§ **The problem**
Every entry needs to be printed exactly, please.

§ **Records to use**

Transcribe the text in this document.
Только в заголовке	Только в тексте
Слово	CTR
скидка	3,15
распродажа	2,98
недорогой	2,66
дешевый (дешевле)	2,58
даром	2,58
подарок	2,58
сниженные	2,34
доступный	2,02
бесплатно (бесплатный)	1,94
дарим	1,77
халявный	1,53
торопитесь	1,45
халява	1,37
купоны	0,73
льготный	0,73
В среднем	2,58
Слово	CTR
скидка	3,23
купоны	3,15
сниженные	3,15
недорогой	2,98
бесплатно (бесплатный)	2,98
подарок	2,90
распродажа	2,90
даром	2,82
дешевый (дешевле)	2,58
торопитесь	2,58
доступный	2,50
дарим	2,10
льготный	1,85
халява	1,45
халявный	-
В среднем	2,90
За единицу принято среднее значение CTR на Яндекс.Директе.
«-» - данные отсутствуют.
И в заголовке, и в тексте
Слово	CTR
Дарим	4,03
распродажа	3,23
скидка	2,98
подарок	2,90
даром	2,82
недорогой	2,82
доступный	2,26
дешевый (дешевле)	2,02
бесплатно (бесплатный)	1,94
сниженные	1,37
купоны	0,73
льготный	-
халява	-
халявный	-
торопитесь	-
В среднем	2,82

§ **Task answer**
Transcribe the text in this document.
Только в заголовке	Только в тексте
Слово	CTR
скидка	3,15
распродажа	2,98
недорогой	2,66
дешевый (дешевле)	2,58
даром	2,58
подарок	2,58
сниженные	2,34
доступный	2,02
бесплатно (бесплатный)	1,94
дарим	1,77
халявный	1,53
торопитесь	1,45
халява	1,37
купоны	0,73
льготный	0,73
В среднем	2,58
Слово	CTR
скидка	3,23
купоны	3,15
сниженные	3,15
недорогой	2,98
бесплатно (бесплатный)	2,98
подарок	2,90
распродажа	2,90
даром	2,82
дешевый (дешевле)	2,58
торопитесь	2,58
доступный	2,50
дарим	2,10
льготный	1,85
халява	1,45
халявный	-
В среднем	2,90
За единицу принято среднее значение CTR на Яндекс.Директе.
«-» - данные отсутствуют.
И в заголовке, и в тексте
Слово	CTR
Дарим	4,03
распродажа	3,23
скидка	2,98
подарок	2,90
даром	2,82
недорогой	2,82
доступный	2,26
дешевый (дешевле)	2,02
бесплатно (бесплатный)	1,94
сниженные	1,37
купоны	0,73
льготный	-
халява	-
халявный	-
торопитесь	-
В среднем	2,82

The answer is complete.